### Stored items

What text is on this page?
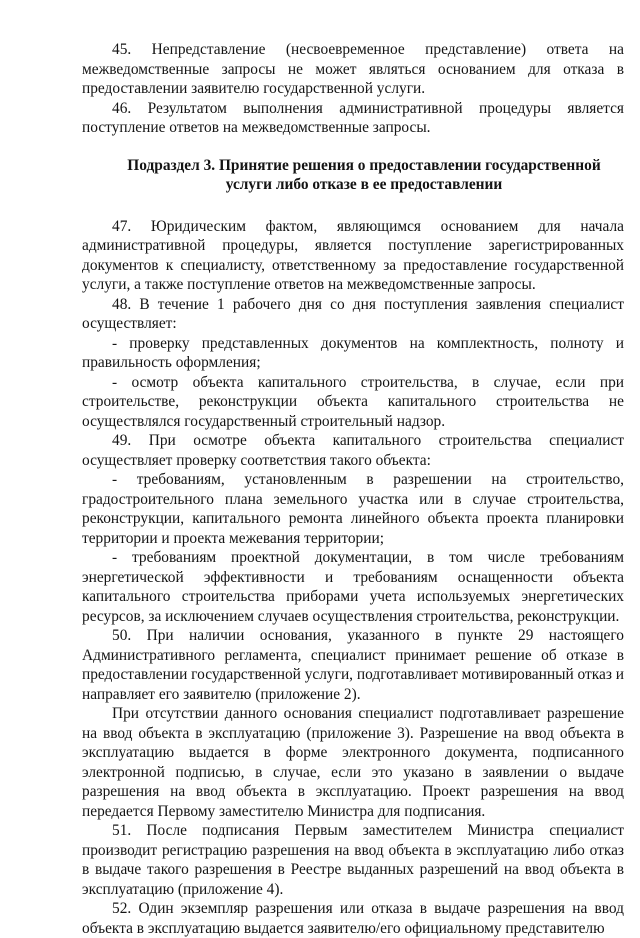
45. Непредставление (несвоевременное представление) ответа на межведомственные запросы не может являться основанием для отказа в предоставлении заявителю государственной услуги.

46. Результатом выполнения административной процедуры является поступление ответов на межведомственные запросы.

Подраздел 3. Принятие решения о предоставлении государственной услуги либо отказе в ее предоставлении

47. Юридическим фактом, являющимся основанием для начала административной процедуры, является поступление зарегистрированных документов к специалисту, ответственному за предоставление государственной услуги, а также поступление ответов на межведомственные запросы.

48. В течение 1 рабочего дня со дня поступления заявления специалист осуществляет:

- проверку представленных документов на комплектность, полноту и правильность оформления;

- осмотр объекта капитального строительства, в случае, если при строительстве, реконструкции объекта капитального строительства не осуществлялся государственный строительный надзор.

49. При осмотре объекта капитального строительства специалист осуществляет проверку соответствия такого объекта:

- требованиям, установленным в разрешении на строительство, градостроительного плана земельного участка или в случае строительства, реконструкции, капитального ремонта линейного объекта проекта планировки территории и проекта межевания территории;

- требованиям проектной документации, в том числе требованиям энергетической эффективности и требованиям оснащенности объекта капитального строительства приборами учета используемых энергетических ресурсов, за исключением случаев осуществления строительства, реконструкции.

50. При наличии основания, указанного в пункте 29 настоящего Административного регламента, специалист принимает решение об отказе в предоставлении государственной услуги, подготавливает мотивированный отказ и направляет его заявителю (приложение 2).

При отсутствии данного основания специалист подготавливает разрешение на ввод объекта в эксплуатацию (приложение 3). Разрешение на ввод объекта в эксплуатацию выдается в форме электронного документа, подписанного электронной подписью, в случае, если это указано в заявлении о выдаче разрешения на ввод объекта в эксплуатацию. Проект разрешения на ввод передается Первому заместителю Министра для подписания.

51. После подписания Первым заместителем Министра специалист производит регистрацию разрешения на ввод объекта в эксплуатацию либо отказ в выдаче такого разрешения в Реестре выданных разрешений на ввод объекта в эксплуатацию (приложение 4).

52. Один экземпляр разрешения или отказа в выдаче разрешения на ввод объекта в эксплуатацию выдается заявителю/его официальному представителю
...
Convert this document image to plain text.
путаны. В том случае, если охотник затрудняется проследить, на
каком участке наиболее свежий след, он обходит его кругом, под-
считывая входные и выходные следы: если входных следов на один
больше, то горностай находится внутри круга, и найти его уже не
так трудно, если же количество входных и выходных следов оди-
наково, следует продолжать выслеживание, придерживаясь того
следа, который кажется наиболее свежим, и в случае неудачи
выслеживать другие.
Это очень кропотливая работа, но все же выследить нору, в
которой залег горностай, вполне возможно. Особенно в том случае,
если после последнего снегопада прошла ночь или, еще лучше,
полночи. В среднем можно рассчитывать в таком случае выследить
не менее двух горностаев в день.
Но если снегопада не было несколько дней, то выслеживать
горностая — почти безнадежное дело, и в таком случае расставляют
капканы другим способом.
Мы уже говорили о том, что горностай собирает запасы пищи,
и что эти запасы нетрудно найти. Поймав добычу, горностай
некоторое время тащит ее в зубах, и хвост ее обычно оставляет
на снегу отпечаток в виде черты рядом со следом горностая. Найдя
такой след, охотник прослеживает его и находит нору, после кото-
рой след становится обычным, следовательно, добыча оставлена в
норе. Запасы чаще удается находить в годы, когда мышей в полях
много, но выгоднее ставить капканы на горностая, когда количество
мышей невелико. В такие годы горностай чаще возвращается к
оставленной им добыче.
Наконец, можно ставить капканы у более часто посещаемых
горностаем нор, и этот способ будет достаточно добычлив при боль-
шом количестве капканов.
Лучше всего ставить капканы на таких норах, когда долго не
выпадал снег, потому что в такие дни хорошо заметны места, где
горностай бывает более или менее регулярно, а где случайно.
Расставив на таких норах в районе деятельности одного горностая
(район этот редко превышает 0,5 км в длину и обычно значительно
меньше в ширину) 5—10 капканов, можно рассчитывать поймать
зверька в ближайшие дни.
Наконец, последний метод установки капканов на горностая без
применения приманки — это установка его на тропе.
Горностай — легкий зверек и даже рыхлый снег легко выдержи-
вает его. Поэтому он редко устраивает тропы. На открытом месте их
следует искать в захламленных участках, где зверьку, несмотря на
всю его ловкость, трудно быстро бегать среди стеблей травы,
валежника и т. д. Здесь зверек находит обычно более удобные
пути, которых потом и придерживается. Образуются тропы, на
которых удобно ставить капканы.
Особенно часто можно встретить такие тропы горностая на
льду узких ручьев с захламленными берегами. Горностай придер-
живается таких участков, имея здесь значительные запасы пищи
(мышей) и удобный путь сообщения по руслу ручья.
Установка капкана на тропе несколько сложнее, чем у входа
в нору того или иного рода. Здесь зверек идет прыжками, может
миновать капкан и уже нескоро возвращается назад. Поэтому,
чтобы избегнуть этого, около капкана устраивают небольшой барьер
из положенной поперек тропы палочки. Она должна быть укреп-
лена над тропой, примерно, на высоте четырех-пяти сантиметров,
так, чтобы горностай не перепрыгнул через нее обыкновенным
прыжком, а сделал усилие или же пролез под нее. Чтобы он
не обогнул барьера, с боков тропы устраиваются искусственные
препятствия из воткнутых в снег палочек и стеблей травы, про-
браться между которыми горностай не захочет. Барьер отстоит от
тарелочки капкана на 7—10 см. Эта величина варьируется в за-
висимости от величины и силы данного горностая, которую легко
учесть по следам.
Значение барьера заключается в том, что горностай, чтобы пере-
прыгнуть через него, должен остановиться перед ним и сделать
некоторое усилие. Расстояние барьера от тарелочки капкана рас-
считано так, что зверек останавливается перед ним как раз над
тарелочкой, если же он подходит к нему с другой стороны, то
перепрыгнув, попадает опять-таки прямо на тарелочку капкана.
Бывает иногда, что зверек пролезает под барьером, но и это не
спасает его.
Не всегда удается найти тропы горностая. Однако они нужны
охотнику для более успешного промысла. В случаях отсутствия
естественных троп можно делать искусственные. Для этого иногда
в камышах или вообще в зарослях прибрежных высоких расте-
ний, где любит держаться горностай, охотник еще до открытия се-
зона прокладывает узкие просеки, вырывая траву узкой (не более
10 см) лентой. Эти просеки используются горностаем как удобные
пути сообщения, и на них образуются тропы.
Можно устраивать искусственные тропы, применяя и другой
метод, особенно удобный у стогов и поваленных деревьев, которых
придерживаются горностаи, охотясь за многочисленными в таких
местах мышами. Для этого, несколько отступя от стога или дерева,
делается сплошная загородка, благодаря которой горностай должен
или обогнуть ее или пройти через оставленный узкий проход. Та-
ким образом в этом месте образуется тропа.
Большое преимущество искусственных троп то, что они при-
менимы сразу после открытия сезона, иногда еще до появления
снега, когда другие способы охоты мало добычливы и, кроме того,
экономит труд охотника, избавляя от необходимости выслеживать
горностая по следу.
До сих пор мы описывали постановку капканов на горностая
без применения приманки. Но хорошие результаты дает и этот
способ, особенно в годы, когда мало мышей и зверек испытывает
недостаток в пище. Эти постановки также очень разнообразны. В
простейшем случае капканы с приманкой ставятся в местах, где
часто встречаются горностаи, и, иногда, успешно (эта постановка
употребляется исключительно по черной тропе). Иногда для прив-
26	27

### WRITTEN REQUEST
On how many lines does the word "такого" appear? Answer with only the number.

### WORKED SOLUTION
2